> _STATED GOAL_:
All material below is to be reproduced exactly.

**** DATA ENTRIES

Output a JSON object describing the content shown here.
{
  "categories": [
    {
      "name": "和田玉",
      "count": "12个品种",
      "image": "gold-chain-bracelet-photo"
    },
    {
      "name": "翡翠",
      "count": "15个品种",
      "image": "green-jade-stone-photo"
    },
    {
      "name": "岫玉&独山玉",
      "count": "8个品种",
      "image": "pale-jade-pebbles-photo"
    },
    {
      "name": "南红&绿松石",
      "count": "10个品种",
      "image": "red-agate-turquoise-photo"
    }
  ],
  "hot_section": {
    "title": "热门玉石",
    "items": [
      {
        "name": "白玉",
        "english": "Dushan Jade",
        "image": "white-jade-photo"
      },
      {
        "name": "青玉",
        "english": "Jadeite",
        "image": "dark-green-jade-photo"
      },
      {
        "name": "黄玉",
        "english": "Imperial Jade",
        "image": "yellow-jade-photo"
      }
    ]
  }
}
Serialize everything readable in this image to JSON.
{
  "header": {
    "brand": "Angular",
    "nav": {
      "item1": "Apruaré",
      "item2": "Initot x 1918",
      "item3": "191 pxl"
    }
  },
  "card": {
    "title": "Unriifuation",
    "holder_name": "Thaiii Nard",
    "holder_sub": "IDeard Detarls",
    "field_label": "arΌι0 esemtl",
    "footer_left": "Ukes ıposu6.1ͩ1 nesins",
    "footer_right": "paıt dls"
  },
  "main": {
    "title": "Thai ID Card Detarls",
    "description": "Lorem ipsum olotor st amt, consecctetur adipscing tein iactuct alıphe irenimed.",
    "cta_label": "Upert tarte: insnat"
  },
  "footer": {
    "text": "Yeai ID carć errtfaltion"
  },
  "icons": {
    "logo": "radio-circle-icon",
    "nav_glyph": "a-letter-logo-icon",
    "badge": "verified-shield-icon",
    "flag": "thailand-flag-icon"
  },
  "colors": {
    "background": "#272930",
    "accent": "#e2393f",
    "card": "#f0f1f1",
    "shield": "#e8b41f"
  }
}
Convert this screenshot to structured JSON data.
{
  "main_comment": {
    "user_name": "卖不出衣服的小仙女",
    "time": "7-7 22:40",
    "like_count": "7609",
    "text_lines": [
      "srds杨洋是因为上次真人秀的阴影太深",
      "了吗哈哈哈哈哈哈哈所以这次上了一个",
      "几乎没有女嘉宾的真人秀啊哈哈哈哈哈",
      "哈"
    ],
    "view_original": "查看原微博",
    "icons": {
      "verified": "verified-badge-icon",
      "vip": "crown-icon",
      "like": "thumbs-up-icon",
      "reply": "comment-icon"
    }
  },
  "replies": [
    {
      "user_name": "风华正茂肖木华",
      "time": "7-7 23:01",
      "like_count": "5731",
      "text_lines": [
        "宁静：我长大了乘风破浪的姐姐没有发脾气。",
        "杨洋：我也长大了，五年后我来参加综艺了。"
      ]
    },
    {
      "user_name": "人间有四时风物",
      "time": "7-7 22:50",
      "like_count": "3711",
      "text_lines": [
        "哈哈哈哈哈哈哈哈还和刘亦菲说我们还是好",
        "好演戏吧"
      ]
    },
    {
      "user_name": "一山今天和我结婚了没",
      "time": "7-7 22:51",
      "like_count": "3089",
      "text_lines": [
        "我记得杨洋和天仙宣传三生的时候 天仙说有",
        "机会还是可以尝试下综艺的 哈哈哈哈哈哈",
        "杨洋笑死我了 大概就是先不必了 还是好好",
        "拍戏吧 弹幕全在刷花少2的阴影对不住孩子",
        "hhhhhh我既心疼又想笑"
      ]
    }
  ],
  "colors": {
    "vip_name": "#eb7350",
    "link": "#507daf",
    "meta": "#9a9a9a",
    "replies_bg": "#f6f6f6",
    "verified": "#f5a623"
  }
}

********

> _THE ANSWER_:
Output a JSON object describing the content shown here.
{
  "categories": [
    {
      "name": "和田玉",
      "count": "12个品种",
      "image": "gold-chain-bracelet-photo"
    },
    {
      "name": "翡翠",
      "count": "15个品种",
      "image": "green-jade-stone-photo"
    },
    {
      "name": "岫玉&独山玉",
      "count": "8个品种",
      "image": "pale-jade-pebbles-photo"
    },
    {
      "name": "南红&绿松石",
      "count": "10个品种",
      "image": "red-agate-turquoise-photo"
    }
  ],
  "hot_section": {
    "title": "热门玉石",
    "items": [
      {
        "name": "白玉",
        "english": "Dushan Jade",
        "image": "white-jade-photo"
      },
      {
        "name": "青玉",
        "english": "Jadeite",
        "image": "dark-green-jade-photo"
      },
      {
        "name": "黄玉",
        "english": "Imperial Jade",
        "image": "yellow-jade-photo"
      }
    ]
  }
}
Serialize everything readable in this image to JSON.
{
  "header": {
    "brand": "Angular",
    "nav": {
      "item1": "Apruaré",
      "item2": "Initot x 1918",
      "item3": "191 pxl"
    }
  },
  "card": {
    "title": "Unriifuation",
    "holder_name": "Thaiii Nard",
    "holder_sub": "IDeard Detarls",
    "field_label": "arΌι0 esemtl",
    "footer_left": "Ukes ıposu6.1ͩ1 nesins",
    "footer_right": "paıt dls"
  },
  "main": {
    "title": "Thai ID Card Detarls",
    "description": "Lorem ipsum olotor st amt, consecctetur adipscing tein iactuct alıphe irenimed.",
    "cta_label": "Upert tarte: insnat"
  },
  "footer": {
    "text": "Yeai ID carć errtfaltion"
  },
  "icons": {
    "logo": "radio-circle-icon",
    "nav_glyph": "a-letter-logo-icon",
    "badge": "verified-shield-icon",
    "flag": "thailand-flag-icon"
  },
  "colors": {
    "background": "#272930",
    "accent": "#e2393f",
    "card": "#f0f1f1",
    "shield": "#e8b41f"
  }
}
Convert this screenshot to structured JSON data.
{
  "main_comment": {
    "user_name": "卖不出衣服的小仙女",
    "time": "7-7 22:40",
    "like_count": "7609",
    "text_lines": [
      "srds杨洋是因为上次真人秀的阴影太深",
      "了吗哈哈哈哈哈哈哈所以这次上了一个",
      "几乎没有女嘉宾的真人秀啊哈哈哈哈哈",
      "哈"
    ],
    "view_original": "查看原微博",
    "icons": {
      "verified": "verified-badge-icon",
      "vip": "crown-icon",
      "like": "thumbs-up-icon",
      "reply": "comment-icon"
    }
  },
  "replies": [
    {
      "user_name": "风华正茂肖木华",
      "time": "7-7 23:01",
      "like_count": "5731",
      "text_lines": [
        "宁静：我长大了乘风破浪的姐姐没有发脾气。",
        "杨洋：我也长大了，五年后我来参加综艺了。"
      ]
    },
    {
      "user_name": "人间有四时风物",
      "time": "7-7 22:50",
      "like_count": "3711",
      "text_lines": [
        "哈哈哈哈哈哈哈哈还和刘亦菲说我们还是好",
        "好演戏吧"
      ]
    },
    {
      "user_name": "一山今天和我结婚了没",
      "time": "7-7 22:51",
      "like_count": "3089",
      "text_lines": [
        "我记得杨洋和天仙宣传三生的时候 天仙说有",
        "机会还是可以尝试下综艺的 哈哈哈哈哈哈",
        "杨洋笑死我了 大概就是先不必了 还是好好",
        "拍戏吧 弹幕全在刷花少2的阴影对不住孩子",
        "hhhhhh我既心疼又想笑"
      ]
    }
  ],
  "colors": {
    "vip_name": "#eb7350",
    "link": "#507daf",
    "meta": "#9a9a9a",
    "replies_bg": "#f6f6f6",
    "verified": "#f5a623"
  }
}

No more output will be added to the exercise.